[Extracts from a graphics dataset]
===

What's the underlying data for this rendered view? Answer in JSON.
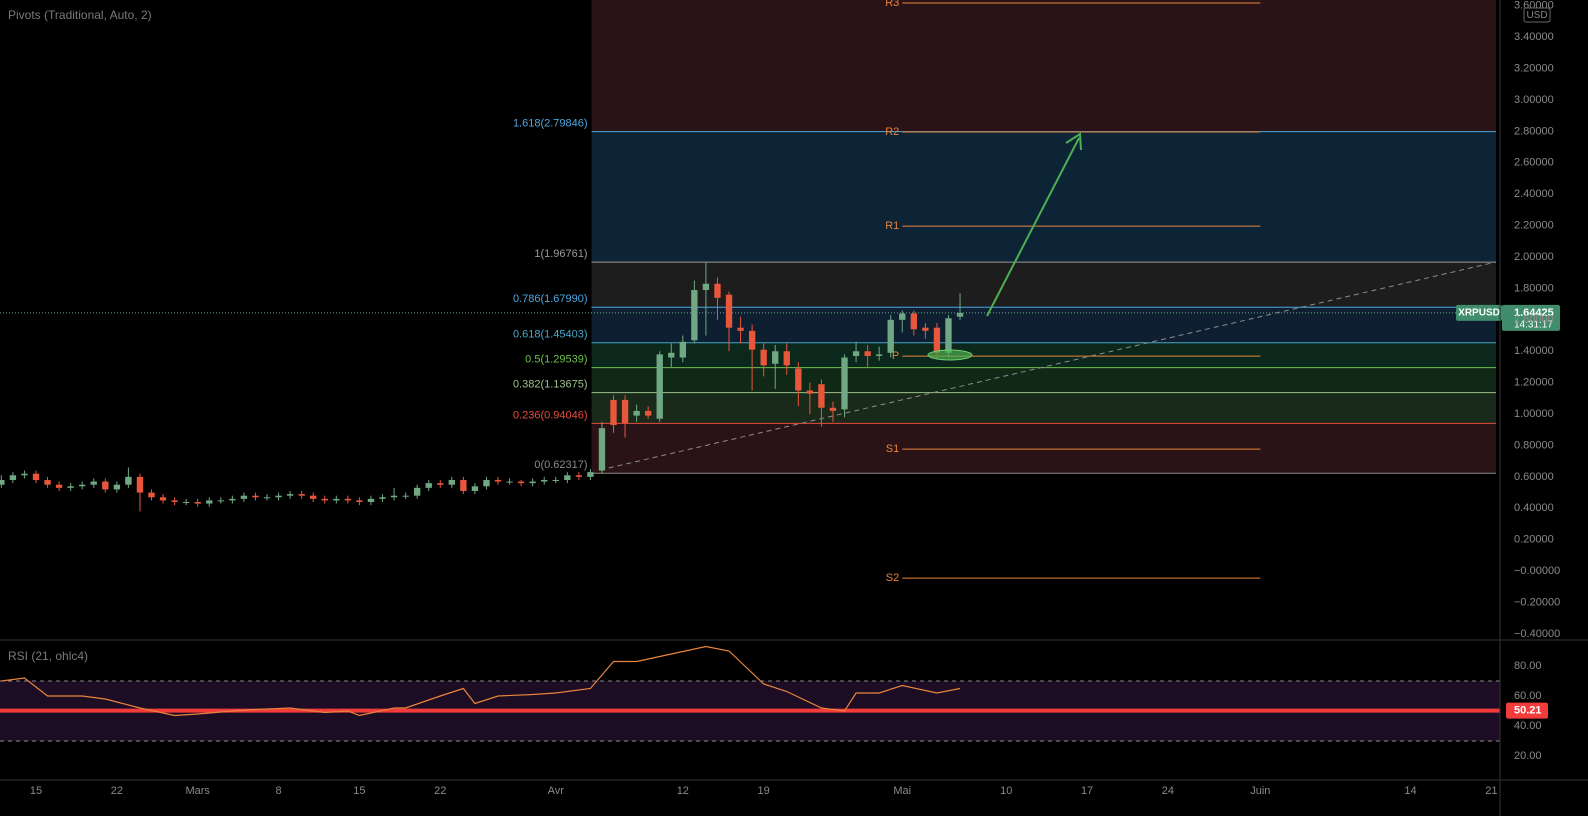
{
  "chart_data": {
    "type": "candlestick",
    "title": "Pivots (Traditional, Auto, 2)",
    "symbol": "XRPUSD",
    "currency": "USD",
    "last_price": 1.64425,
    "countdown": "14:31:17",
    "up_color": "#6fa883",
    "down_color": "#e8563c",
    "xlim": [
      -3.117,
      126.75
    ],
    "xticks": [
      {
        "value": 0,
        "label": "15"
      },
      {
        "value": 7,
        "label": "22"
      },
      {
        "value": 14,
        "label": "Mars"
      },
      {
        "value": 21,
        "label": "8"
      },
      {
        "value": 28,
        "label": "15"
      },
      {
        "value": 35,
        "label": "22"
      },
      {
        "value": 45,
        "label": "Avr"
      },
      {
        "value": 56,
        "label": "12"
      },
      {
        "value": 63,
        "label": "19"
      },
      {
        "value": 75,
        "label": "Mai"
      },
      {
        "value": 84,
        "label": "10"
      },
      {
        "value": 91,
        "label": "17"
      },
      {
        "value": 98,
        "label": "24"
      },
      {
        "value": 106,
        "label": "Juin"
      },
      {
        "value": 119,
        "label": "14"
      },
      {
        "value": 126,
        "label": "21"
      }
    ],
    "ylim": [
      -0.439,
      3.637
    ],
    "yticks": [
      {
        "value": -0.4,
        "label": "−0.40000"
      },
      {
        "value": -0.2,
        "label": "−0.20000"
      },
      {
        "value": 0,
        "label": "−0.00000"
      },
      {
        "value": 0.2,
        "label": "0.20000"
      },
      {
        "value": 0.4,
        "label": "0.40000"
      },
      {
        "value": 0.6,
        "label": "0.60000"
      },
      {
        "value": 0.8,
        "label": "0.80000"
      },
      {
        "value": 1.0,
        "label": "1.00000"
      },
      {
        "value": 1.2,
        "label": "1.20000"
      },
      {
        "value": 1.4,
        "label": "1.40000"
      },
      {
        "value": 1.6,
        "label": "1.60000"
      },
      {
        "value": 1.8,
        "label": "1.80000"
      },
      {
        "value": 2.0,
        "label": "2.00000"
      },
      {
        "value": 2.2,
        "label": "2.20000"
      },
      {
        "value": 2.4,
        "label": "2.40000"
      },
      {
        "value": 2.6,
        "label": "2.60000"
      },
      {
        "value": 2.8,
        "label": "2.80000"
      },
      {
        "value": 3.0,
        "label": "3.00000"
      },
      {
        "value": 3.2,
        "label": "3.20000"
      },
      {
        "value": 3.4,
        "label": "3.40000"
      },
      {
        "value": 3.6,
        "label": "3.60000"
      }
    ],
    "x": [
      -3,
      -2,
      -1,
      0,
      1,
      2,
      3,
      4,
      5,
      6,
      7,
      8,
      9,
      10,
      11,
      12,
      13,
      14,
      15,
      16,
      17,
      18,
      19,
      20,
      21,
      22,
      23,
      24,
      25,
      26,
      27,
      28,
      29,
      30,
      31,
      32,
      33,
      34,
      35,
      36,
      37,
      38,
      39,
      40,
      41,
      42,
      43,
      44,
      45,
      46,
      47,
      48,
      49,
      50,
      51,
      52,
      53,
      54,
      55,
      56,
      57,
      58,
      59,
      60,
      61,
      62,
      63,
      64,
      65,
      66,
      67,
      68,
      69,
      70,
      71,
      72,
      73,
      74,
      75,
      76,
      77,
      78,
      79,
      80
    ],
    "open": [
      0.55,
      0.58,
      0.61,
      0.62,
      0.58,
      0.55,
      0.53,
      0.54,
      0.55,
      0.57,
      0.52,
      0.55,
      0.6,
      0.5,
      0.47,
      0.45,
      0.44,
      0.44,
      0.43,
      0.45,
      0.45,
      0.46,
      0.48,
      0.47,
      0.47,
      0.48,
      0.49,
      0.48,
      0.46,
      0.45,
      0.46,
      0.45,
      0.44,
      0.46,
      0.47,
      0.48,
      0.48,
      0.53,
      0.56,
      0.55,
      0.58,
      0.51,
      0.54,
      0.58,
      0.57,
      0.57,
      0.56,
      0.57,
      0.58,
      0.58,
      0.61,
      0.6,
      0.64,
      1.09,
      1.09,
      0.99,
      1.02,
      0.97,
      1.36,
      1.36,
      1.47,
      1.79,
      1.83,
      1.76,
      1.55,
      1.53,
      1.41,
      1.32,
      1.4,
      1.29,
      1.15,
      1.19,
      1.04,
      1.03,
      1.37,
      1.4,
      1.37,
      1.39,
      1.6,
      1.64,
      1.55,
      1.55,
      1.39,
      1.62
    ],
    "high": [
      0.61,
      0.63,
      0.64,
      0.64,
      0.6,
      0.57,
      0.56,
      0.57,
      0.59,
      0.59,
      0.57,
      0.66,
      0.62,
      0.52,
      0.49,
      0.47,
      0.46,
      0.46,
      0.47,
      0.47,
      0.48,
      0.5,
      0.5,
      0.49,
      0.5,
      0.51,
      0.51,
      0.5,
      0.48,
      0.48,
      0.48,
      0.47,
      0.48,
      0.49,
      0.53,
      0.5,
      0.55,
      0.58,
      0.58,
      0.6,
      0.6,
      0.56,
      0.6,
      0.6,
      0.59,
      0.58,
      0.59,
      0.6,
      0.6,
      0.63,
      0.63,
      0.65,
      0.95,
      1.12,
      1.12,
      1.06,
      1.05,
      1.4,
      1.45,
      1.5,
      1.85,
      1.97,
      1.87,
      1.78,
      1.62,
      1.57,
      1.45,
      1.44,
      1.45,
      1.33,
      1.2,
      1.22,
      1.08,
      1.38,
      1.46,
      1.44,
      1.43,
      1.63,
      1.66,
      1.66,
      1.58,
      1.58,
      1.63,
      1.77
    ],
    "low": [
      0.53,
      0.56,
      0.59,
      0.56,
      0.53,
      0.51,
      0.51,
      0.52,
      0.53,
      0.5,
      0.5,
      0.53,
      0.38,
      0.45,
      0.43,
      0.42,
      0.42,
      0.41,
      0.41,
      0.43,
      0.43,
      0.44,
      0.45,
      0.45,
      0.45,
      0.46,
      0.46,
      0.44,
      0.43,
      0.43,
      0.43,
      0.42,
      0.42,
      0.44,
      0.45,
      0.46,
      0.46,
      0.51,
      0.53,
      0.53,
      0.49,
      0.49,
      0.52,
      0.55,
      0.55,
      0.54,
      0.54,
      0.55,
      0.56,
      0.56,
      0.58,
      0.58,
      0.62,
      0.88,
      0.85,
      0.95,
      0.97,
      0.95,
      1.3,
      1.33,
      1.45,
      1.5,
      1.6,
      1.4,
      1.45,
      1.15,
      1.24,
      1.16,
      1.25,
      1.05,
      1.0,
      0.92,
      0.95,
      0.98,
      1.33,
      1.3,
      1.34,
      1.36,
      1.52,
      1.5,
      1.48,
      1.35,
      1.36,
      1.6
    ],
    "close": [
      0.58,
      0.61,
      0.62,
      0.58,
      0.55,
      0.53,
      0.54,
      0.55,
      0.57,
      0.52,
      0.55,
      0.6,
      0.5,
      0.47,
      0.45,
      0.44,
      0.44,
      0.43,
      0.45,
      0.45,
      0.46,
      0.48,
      0.47,
      0.47,
      0.48,
      0.49,
      0.48,
      0.46,
      0.45,
      0.46,
      0.45,
      0.44,
      0.46,
      0.47,
      0.48,
      0.48,
      0.53,
      0.56,
      0.55,
      0.58,
      0.51,
      0.54,
      0.58,
      0.57,
      0.57,
      0.56,
      0.57,
      0.58,
      0.58,
      0.61,
      0.6,
      0.63,
      0.91,
      0.93,
      0.94,
      1.02,
      0.99,
      1.38,
      1.39,
      1.46,
      1.79,
      1.83,
      1.74,
      1.55,
      1.53,
      1.41,
      1.31,
      1.4,
      1.31,
      1.15,
      1.13,
      1.04,
      1.02,
      1.36,
      1.4,
      1.37,
      1.38,
      1.6,
      1.64,
      1.54,
      1.53,
      1.39,
      1.61,
      1.64425
    ],
    "fib": {
      "x_range": [
        48.1,
        126.4
      ],
      "above_color": "#2a1316",
      "levels": [
        {
          "label": "1.618(2.79846)",
          "value": 2.79846,
          "color": "#4ea6e0",
          "zone": "#0c2435"
        },
        {
          "label": "1(1.96761)",
          "value": 1.96761,
          "color": "#9a9a9a",
          "zone": "#1d1d1d"
        },
        {
          "label": "0.786(1.67990)",
          "value": 1.6799,
          "color": "#4ea6e0",
          "zone": "#0d1f30"
        },
        {
          "label": "0.618(1.45403)",
          "value": 1.45403,
          "color": "#48a6c8",
          "zone": "#0c271b"
        },
        {
          "label": "0.5(1.29539)",
          "value": 1.29539,
          "color": "#6fbf4f",
          "zone": "#102816"
        },
        {
          "label": "0.382(1.13675)",
          "value": 1.13675,
          "color": "#9cc08a",
          "zone": "#19291a"
        },
        {
          "label": "0.236(0.94046)",
          "value": 0.94046,
          "color": "#e84c3d",
          "zone": "#2a1316"
        },
        {
          "label": "0(0.62317)",
          "value": 0.62317,
          "color": "#8a8a8a"
        }
      ]
    },
    "pivots": {
      "x_range": [
        75,
        106
      ],
      "color": "#e8843c",
      "levels": [
        {
          "label": "R3",
          "value": 3.618
        },
        {
          "label": "R2",
          "value": 2.796
        },
        {
          "label": "R1",
          "value": 2.197
        },
        {
          "label": "P",
          "value": 1.369
        },
        {
          "label": "S1",
          "value": 0.777
        },
        {
          "label": "S2",
          "value": -0.045
        }
      ]
    },
    "rsi": {
      "title": "RSI (21, ohlc4)",
      "color": "#e8843c",
      "ylim": [
        4,
        97.33
      ],
      "yticks": [
        {
          "value": 20,
          "label": "20.00"
        },
        {
          "value": 40,
          "label": "40.00"
        },
        {
          "value": 60,
          "label": "60.00"
        },
        {
          "value": 80,
          "label": "80.00"
        }
      ],
      "bands": [
        30,
        70
      ],
      "level": 50.21,
      "x": [
        -3,
        -1,
        1,
        4,
        6,
        9,
        12,
        14,
        17,
        19,
        22,
        25,
        27,
        28,
        31,
        32,
        35,
        37,
        38,
        40,
        43,
        45,
        48,
        50,
        52,
        55,
        58,
        60,
        63,
        65,
        68,
        70,
        71,
        73,
        75,
        78,
        80
      ],
      "values": [
        70,
        72,
        60,
        60,
        58,
        52,
        47,
        48,
        50,
        51,
        52,
        49,
        50,
        47,
        52,
        52,
        60,
        65,
        55,
        60,
        61,
        62,
        65,
        83,
        83,
        88,
        93,
        90,
        68,
        63,
        52,
        50,
        62,
        62,
        67,
        62,
        65
      ]
    }
  }
}
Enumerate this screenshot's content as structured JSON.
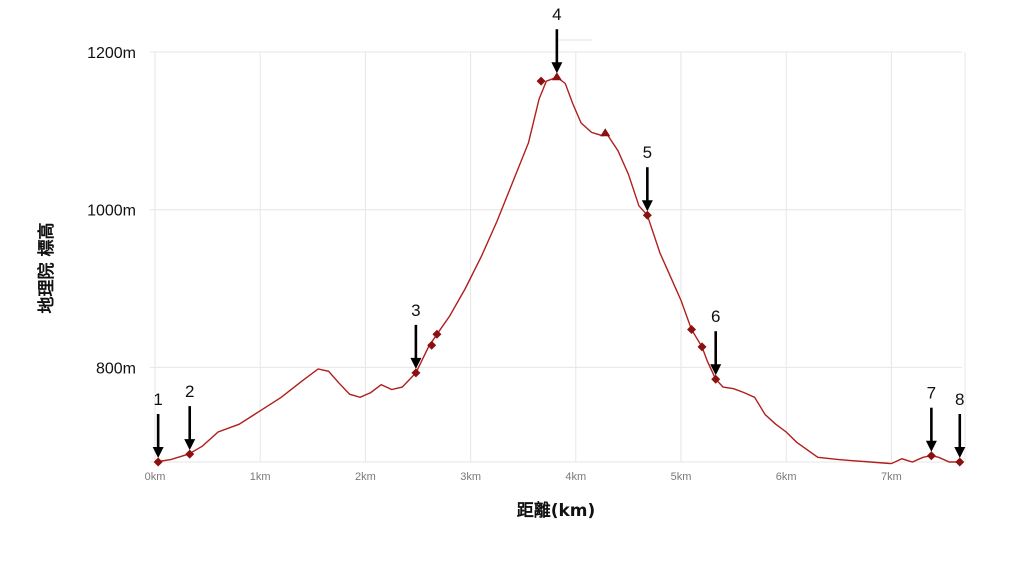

===

**Given instruction:** In the listing, find every line containing the word "zone" and list it.

**Exercise output:**
          "zone": "#0c2435"
          "zone": "#1d1d1d"
          "zone": "#0d1f30"
          "zone": "#0c271b"
          "zone": "#102816"
          "zone": "#19291a"
          "zone": "#2a1316"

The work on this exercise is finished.